Stated goal
Pictures aside, quote the whole listing exactly.

Collected data entries

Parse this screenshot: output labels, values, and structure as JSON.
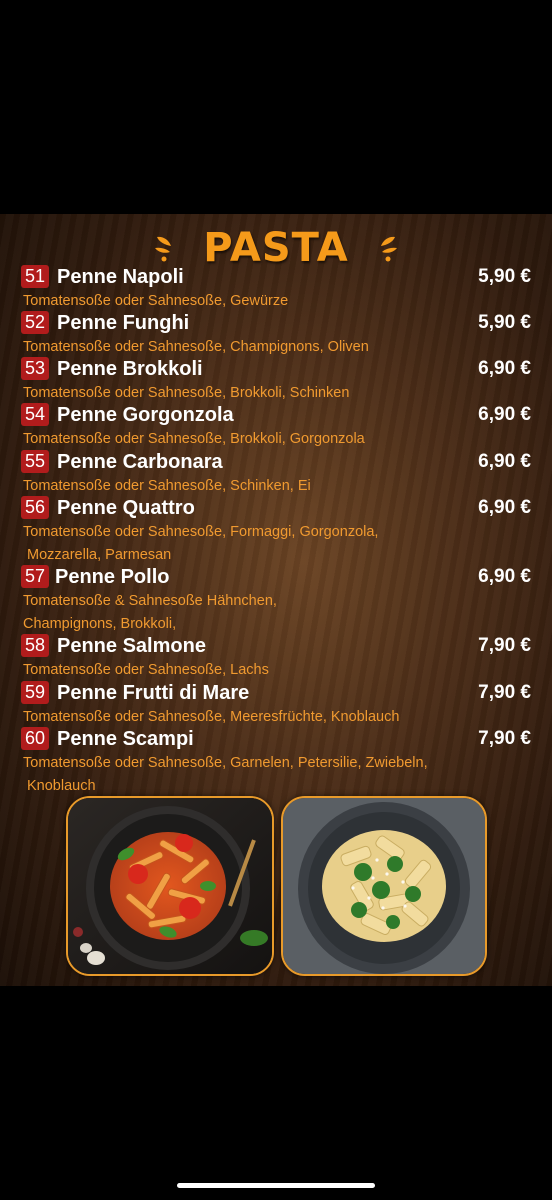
{
  "menu": {
    "title": "PASTA",
    "items": [
      {
        "number": "51",
        "name": "Penne Napoli",
        "price": "5,90 €",
        "description": [
          "Tomatensoße oder Sahnesoße, Gewürze"
        ]
      },
      {
        "number": "52",
        "name": "Penne Funghi",
        "price": "5,90 €",
        "description": [
          "Tomatensoße oder Sahnesoße, Champignons, Oliven"
        ]
      },
      {
        "number": "53",
        "name": "Penne Brokkoli",
        "price": "6,90 €",
        "description": [
          "Tomatensoße oder Sahnesoße, Brokkoli, Schinken"
        ]
      },
      {
        "number": "54",
        "name": "Penne Gorgonzola",
        "price": "6,90 €",
        "description": [
          "Tomatensoße oder Sahnesoße, Brokkoli, Gorgonzola"
        ]
      },
      {
        "number": "55",
        "name": "Penne Carbonara",
        "price": "6,90 €",
        "description": [
          "Tomatensoße oder Sahnesoße, Schinken, Ei"
        ]
      },
      {
        "number": "56",
        "name": "Penne Quattro",
        "price": "6,90 €",
        "description": [
          "Tomatensoße oder Sahnesoße, Formaggi, Gorgonzola,",
          "Mozzarella, Parmesan"
        ]
      },
      {
        "number": "57",
        "name": "Penne Pollo",
        "price": "6,90 €",
        "description": [
          "Tomatensoße & Sahnesoße Hähnchen,",
          "Champignons, Brokkoli,"
        ]
      },
      {
        "number": "58",
        "name": "Penne Salmone",
        "price": "7,90 €",
        "description": [
          "Tomatensoße oder Sahnesoße, Lachs"
        ]
      },
      {
        "number": "59",
        "name": "Penne Frutti di Mare",
        "price": "7,90 €",
        "description": [
          "Tomatensoße oder Sahnesoße, Meeresfrüchte, Knoblauch"
        ]
      },
      {
        "number": "60",
        "name": "Penne Scampi",
        "price": "7,90 €",
        "description": [
          "Tomatensoße oder Sahnesoße, Garnelen, Petersilie, Zwiebeln,",
          "Knoblauch"
        ]
      }
    ],
    "colors": {
      "title": "#f59a1a",
      "number_badge": "#b11c1c",
      "description": "#f09a30",
      "photo_border": "#e89a2a"
    },
    "photos": [
      {
        "icon": "penne-tomato-photo"
      },
      {
        "icon": "penne-broccoli-cream-photo"
      }
    ]
  }
}
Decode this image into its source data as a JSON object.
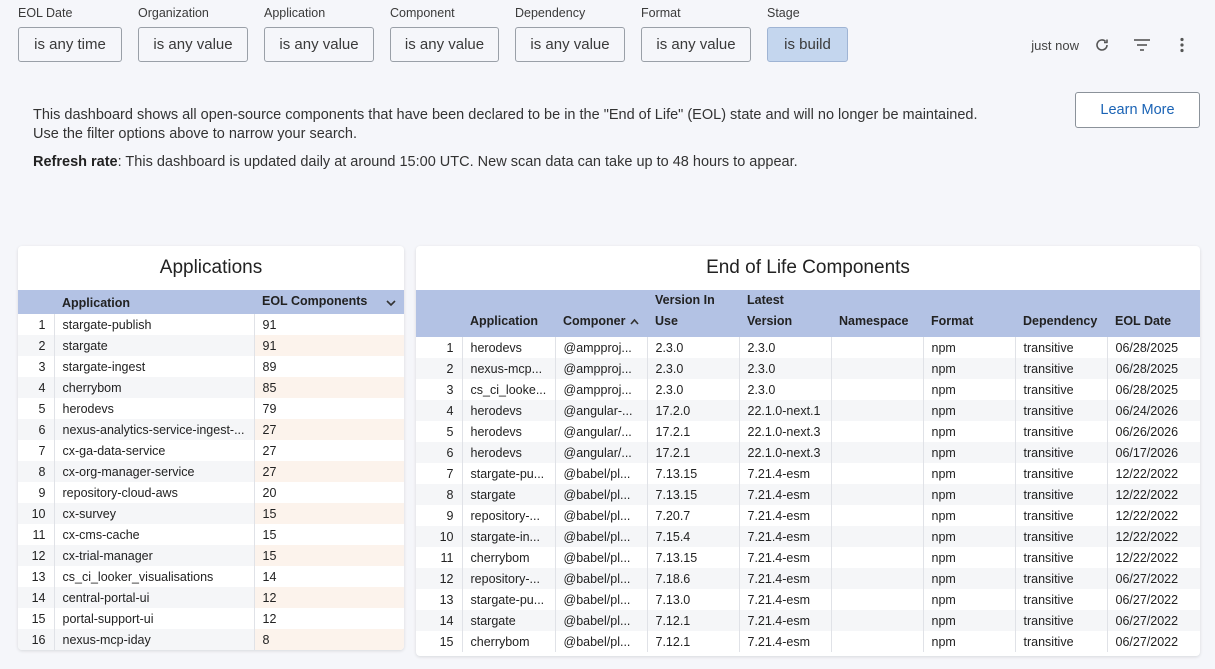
{
  "filters": [
    {
      "label": "EOL Date",
      "value": "is any time"
    },
    {
      "label": "Organization",
      "value": "is any value"
    },
    {
      "label": "Application",
      "value": "is any value"
    },
    {
      "label": "Component",
      "value": "is any value"
    },
    {
      "label": "Dependency",
      "value": "is any value"
    },
    {
      "label": "Format",
      "value": "is any value"
    },
    {
      "label": "Stage",
      "value": "is build"
    }
  ],
  "toolbar": {
    "updated": "just now",
    "refresh_icon": "refresh-icon",
    "filter_icon": "filter-lines-icon",
    "menu_icon": "more-vertical-icon"
  },
  "intro": {
    "line1": "This dashboard shows all open-source components that have been declared to be in the \"End of Life\" (EOL) state and will no longer be maintained.",
    "line2": "Use the filter options above to narrow your search.",
    "refresh_label": "Refresh rate",
    "refresh_text": ": This dashboard is updated daily at around 15:00 UTC. New scan data can take up to 48 hours to appear."
  },
  "learn_more": "Learn More",
  "applications": {
    "title": "Applications",
    "columns": [
      "Application",
      "EOL Components"
    ],
    "rows": [
      [
        "1",
        "stargate-publish",
        "91"
      ],
      [
        "2",
        "stargate",
        "91"
      ],
      [
        "3",
        "stargate-ingest",
        "89"
      ],
      [
        "4",
        "cherrybom",
        "85"
      ],
      [
        "5",
        "herodevs",
        "79"
      ],
      [
        "6",
        "nexus-analytics-service-ingest-...",
        "27"
      ],
      [
        "7",
        "cx-ga-data-service",
        "27"
      ],
      [
        "8",
        "cx-org-manager-service",
        "27"
      ],
      [
        "9",
        "repository-cloud-aws",
        "20"
      ],
      [
        "10",
        "cx-survey",
        "15"
      ],
      [
        "11",
        "cx-cms-cache",
        "15"
      ],
      [
        "12",
        "cx-trial-manager",
        "15"
      ],
      [
        "13",
        "cs_ci_looker_visualisations",
        "14"
      ],
      [
        "14",
        "central-portal-ui",
        "12"
      ],
      [
        "15",
        "portal-support-ui",
        "12"
      ],
      [
        "16",
        "nexus-mcp-iday",
        "8"
      ]
    ]
  },
  "eol": {
    "title": "End of Life Components",
    "columns": [
      "Application",
      "Componer",
      "Version In Use",
      "Latest Version",
      "Namespace",
      "Format",
      "Dependency",
      "EOL Date"
    ],
    "rows": [
      [
        "1",
        "herodevs",
        "@ampproj...",
        "2.3.0",
        "2.3.0",
        "",
        "npm",
        "transitive",
        "06/28/2025"
      ],
      [
        "2",
        "nexus-mcp...",
        "@ampproj...",
        "2.3.0",
        "2.3.0",
        "",
        "npm",
        "transitive",
        "06/28/2025"
      ],
      [
        "3",
        "cs_ci_looke...",
        "@ampproj...",
        "2.3.0",
        "2.3.0",
        "",
        "npm",
        "transitive",
        "06/28/2025"
      ],
      [
        "4",
        "herodevs",
        "@angular-...",
        "17.2.0",
        "22.1.0-next.1",
        "",
        "npm",
        "transitive",
        "06/24/2026"
      ],
      [
        "5",
        "herodevs",
        "@angular/...",
        "17.2.1",
        "22.1.0-next.3",
        "",
        "npm",
        "transitive",
        "06/26/2026"
      ],
      [
        "6",
        "herodevs",
        "@angular/...",
        "17.2.1",
        "22.1.0-next.3",
        "",
        "npm",
        "transitive",
        "06/17/2026"
      ],
      [
        "7",
        "stargate-pu...",
        "@babel/pl...",
        "7.13.15",
        "7.21.4-esm",
        "",
        "npm",
        "transitive",
        "12/22/2022"
      ],
      [
        "8",
        "stargate",
        "@babel/pl...",
        "7.13.15",
        "7.21.4-esm",
        "",
        "npm",
        "transitive",
        "12/22/2022"
      ],
      [
        "9",
        "repository-...",
        "@babel/pl...",
        "7.20.7",
        "7.21.4-esm",
        "",
        "npm",
        "transitive",
        "12/22/2022"
      ],
      [
        "10",
        "stargate-in...",
        "@babel/pl...",
        "7.15.4",
        "7.21.4-esm",
        "",
        "npm",
        "transitive",
        "12/22/2022"
      ],
      [
        "11",
        "cherrybom",
        "@babel/pl...",
        "7.13.15",
        "7.21.4-esm",
        "",
        "npm",
        "transitive",
        "12/22/2022"
      ],
      [
        "12",
        "repository-...",
        "@babel/pl...",
        "7.18.6",
        "7.21.4-esm",
        "",
        "npm",
        "transitive",
        "06/27/2022"
      ],
      [
        "13",
        "stargate-pu...",
        "@babel/pl...",
        "7.13.0",
        "7.21.4-esm",
        "",
        "npm",
        "transitive",
        "06/27/2022"
      ],
      [
        "14",
        "stargate",
        "@babel/pl...",
        "7.12.1",
        "7.21.4-esm",
        "",
        "npm",
        "transitive",
        "06/27/2022"
      ],
      [
        "15",
        "cherrybom",
        "@babel/pl...",
        "7.12.1",
        "7.21.4-esm",
        "",
        "npm",
        "transitive",
        "06/27/2022"
      ]
    ]
  }
}
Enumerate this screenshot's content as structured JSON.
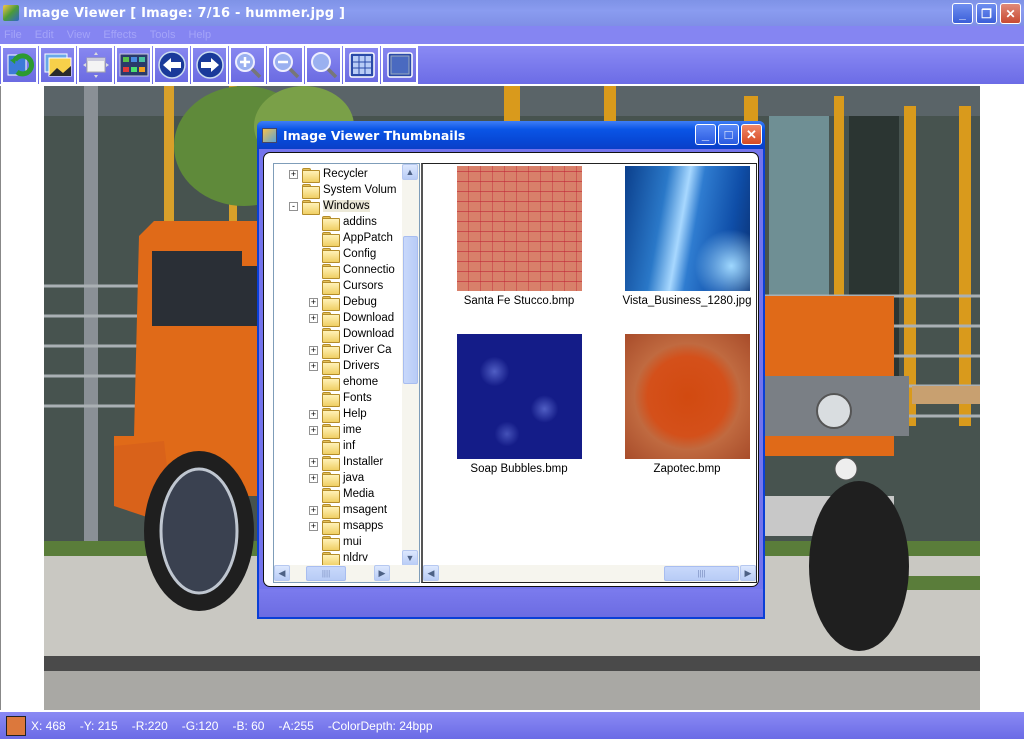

Completed exercise
Parse this screenshot: output labels, values, and structure as JSON.
{
  "menu": {
    "title": "PASTA",
    "items": [
      {
        "number": "51",
        "name": "Penne Napoli",
        "price": "5,90 €",
        "description": [
          "Tomatensoße oder Sahnesoße, Gewürze"
        ]
      },
      {
        "number": "52",
        "name": "Penne Funghi",
        "price": "5,90 €",
        "description": [
          "Tomatensoße oder Sahnesoße, Champignons, Oliven"
        ]
      },
      {
        "number": "53",
        "name": "Penne Brokkoli",
        "price": "6,90 €",
        "description": [
          "Tomatensoße oder Sahnesoße, Brokkoli, Schinken"
        ]
      },
      {
        "number": "54",
        "name": "Penne Gorgonzola",
        "price": "6,90 €",
        "description": [
          "Tomatensoße oder Sahnesoße, Brokkoli, Gorgonzola"
        ]
      },
      {
        "number": "55",
        "name": "Penne Carbonara",
        "price": "6,90 €",
        "description": [
          "Tomatensoße oder Sahnesoße, Schinken, Ei"
        ]
      },
      {
        "number": "56",
        "name": "Penne Quattro",
        "price": "6,90 €",
        "description": [
          "Tomatensoße oder Sahnesoße, Formaggi, Gorgonzola,",
          "Mozzarella, Parmesan"
        ]
      },
      {
        "number": "57",
        "name": "Penne Pollo",
        "price": "6,90 €",
        "description": [
          "Tomatensoße & Sahnesoße Hähnchen,",
          "Champignons, Brokkoli,"
        ]
      },
      {
        "number": "58",
        "name": "Penne Salmone",
        "price": "7,90 €",
        "description": [
          "Tomatensoße oder Sahnesoße, Lachs"
        ]
      },
      {
        "number": "59",
        "name": "Penne Frutti di Mare",
        "price": "7,90 €",
        "description": [
          "Tomatensoße oder Sahnesoße, Meeresfrüchte, Knoblauch"
        ]
      },
      {
        "number": "60",
        "name": "Penne Scampi",
        "price": "7,90 €",
        "description": [
          "Tomatensoße oder Sahnesoße, Garnelen, Petersilie, Zwiebeln,",
          "Knoblauch"
        ]
      }
    ],
    "colors": {
      "title": "#f59a1a",
      "number_badge": "#b11c1c",
      "description": "#f09a30",
      "photo_border": "#e89a2a"
    },
    "photos": [
      {
        "icon": "penne-tomato-photo"
      },
      {
        "icon": "penne-broccoli-cream-photo"
      }
    ]
  }
}
Decode this image into its source data as a JSON object.
{
  "filters": [
    {
      "label": "EOL Date",
      "value": "is any time"
    },
    {
      "label": "Organization",
      "value": "is any value"
    },
    {
      "label": "Application",
      "value": "is any value"
    },
    {
      "label": "Component",
      "value": "is any value"
    },
    {
      "label": "Dependency",
      "value": "is any value"
    },
    {
      "label": "Format",
      "value": "is any value"
    },
    {
      "label": "Stage",
      "value": "is build"
    }
  ],
  "toolbar": {
    "updated": "just now",
    "refresh_icon": "refresh-icon",
    "filter_icon": "filter-lines-icon",
    "menu_icon": "more-vertical-icon"
  },
  "intro": {
    "line1": "This dashboard shows all open-source components that have been declared to be in the \"End of Life\" (EOL) state and will no longer be maintained.",
    "line2": "Use the filter options above to narrow your search.",
    "refresh_label": "Refresh rate",
    "refresh_text": ": This dashboard is updated daily at around 15:00 UTC. New scan data can take up to 48 hours to appear."
  },
  "learn_more": "Learn More",
  "applications": {
    "title": "Applications",
    "columns": [
      "Application",
      "EOL Components"
    ],
    "rows": [
      [
        "1",
        "stargate-publish",
        "91"
      ],
      [
        "2",
        "stargate",
        "91"
      ],
      [
        "3",
        "stargate-ingest",
        "89"
      ],
      [
        "4",
        "cherrybom",
        "85"
      ],
      [
        "5",
        "herodevs",
        "79"
      ],
      [
        "6",
        "nexus-analytics-service-ingest-...",
        "27"
      ],
      [
        "7",
        "cx-ga-data-service",
        "27"
      ],
      [
        "8",
        "cx-org-manager-service",
        "27"
      ],
      [
        "9",
        "repository-cloud-aws",
        "20"
      ],
      [
        "10",
        "cx-survey",
        "15"
      ],
      [
        "11",
        "cx-cms-cache",
        "15"
      ],
      [
        "12",
        "cx-trial-manager",
        "15"
      ],
      [
        "13",
        "cs_ci_looker_visualisations",
        "14"
      ],
      [
        "14",
        "central-portal-ui",
        "12"
      ],
      [
        "15",
        "portal-support-ui",
        "12"
      ],
      [
        "16",
        "nexus-mcp-iday",
        "8"
      ]
    ]
  },
  "eol": {
    "title": "End of Life Components",
    "columns": [
      "Application",
      "Componer",
      "Version In Use",
      "Latest Version",
      "Namespace",
      "Format",
      "Dependency",
      "EOL Date"
    ],
    "rows": [
      [
        "1",
        "herodevs",
        "@ampproj...",
        "2.3.0",
        "2.3.0",
        "",
        "npm",
        "transitive",
        "06/28/2025"
      ],
      [
        "2",
        "nexus-mcp...",
        "@ampproj...",
        "2.3.0",
        "2.3.0",
        "",
        "npm",
        "transitive",
        "06/28/2025"
      ],
      [
        "3",
        "cs_ci_looke...",
        "@ampproj...",
        "2.3.0",
        "2.3.0",
        "",
        "npm",
        "transitive",
        "06/28/2025"
      ],
      [
        "4",
        "herodevs",
        "@angular-...",
        "17.2.0",
        "22.1.0-next.1",
        "",
        "npm",
        "transitive",
        "06/24/2026"
      ],
      [
        "5",
        "herodevs",
        "@angular/...",
        "17.2.1",
        "22.1.0-next.3",
        "",
        "npm",
        "transitive",
        "06/26/2026"
      ],
      [
        "6",
        "herodevs",
        "@angular/...",
        "17.2.1",
        "22.1.0-next.3",
        "",
        "npm",
        "transitive",
        "06/17/2026"
      ],
      [
        "7",
        "stargate-pu...",
        "@babel/pl...",
        "7.13.15",
        "7.21.4-esm",
        "",
        "npm",
        "transitive",
        "12/22/2022"
      ],
      [
        "8",
        "stargate",
        "@babel/pl...",
        "7.13.15",
        "7.21.4-esm",
        "",
        "npm",
        "transitive",
        "12/22/2022"
      ],
      [
        "9",
        "repository-...",
        "@babel/pl...",
        "7.20.7",
        "7.21.4-esm",
        "",
        "npm",
        "transitive",
        "12/22/2022"
      ],
      [
        "10",
        "stargate-in...",
        "@babel/pl...",
        "7.15.4",
        "7.21.4-esm",
        "",
        "npm",
        "transitive",
        "12/22/2022"
      ],
      [
        "11",
        "cherrybom",
        "@babel/pl...",
        "7.13.15",
        "7.21.4-esm",
        "",
        "npm",
        "transitive",
        "12/22/2022"
      ],
      [
        "12",
        "repository-...",
        "@babel/pl...",
        "7.18.6",
        "7.21.4-esm",
        "",
        "npm",
        "transitive",
        "06/27/2022"
      ],
      [
        "13",
        "stargate-pu...",
        "@babel/pl...",
        "7.13.0",
        "7.21.4-esm",
        "",
        "npm",
        "transitive",
        "06/27/2022"
      ],
      [
        "14",
        "stargate",
        "@babel/pl...",
        "7.12.1",
        "7.21.4-esm",
        "",
        "npm",
        "transitive",
        "06/27/2022"
      ],
      [
        "15",
        "cherrybom",
        "@babel/pl...",
        "7.12.1",
        "7.21.4-esm",
        "",
        "npm",
        "transitive",
        "06/27/2022"
      ]
    ]
  }
}
Enumerate this screenshot's content as structured JSON.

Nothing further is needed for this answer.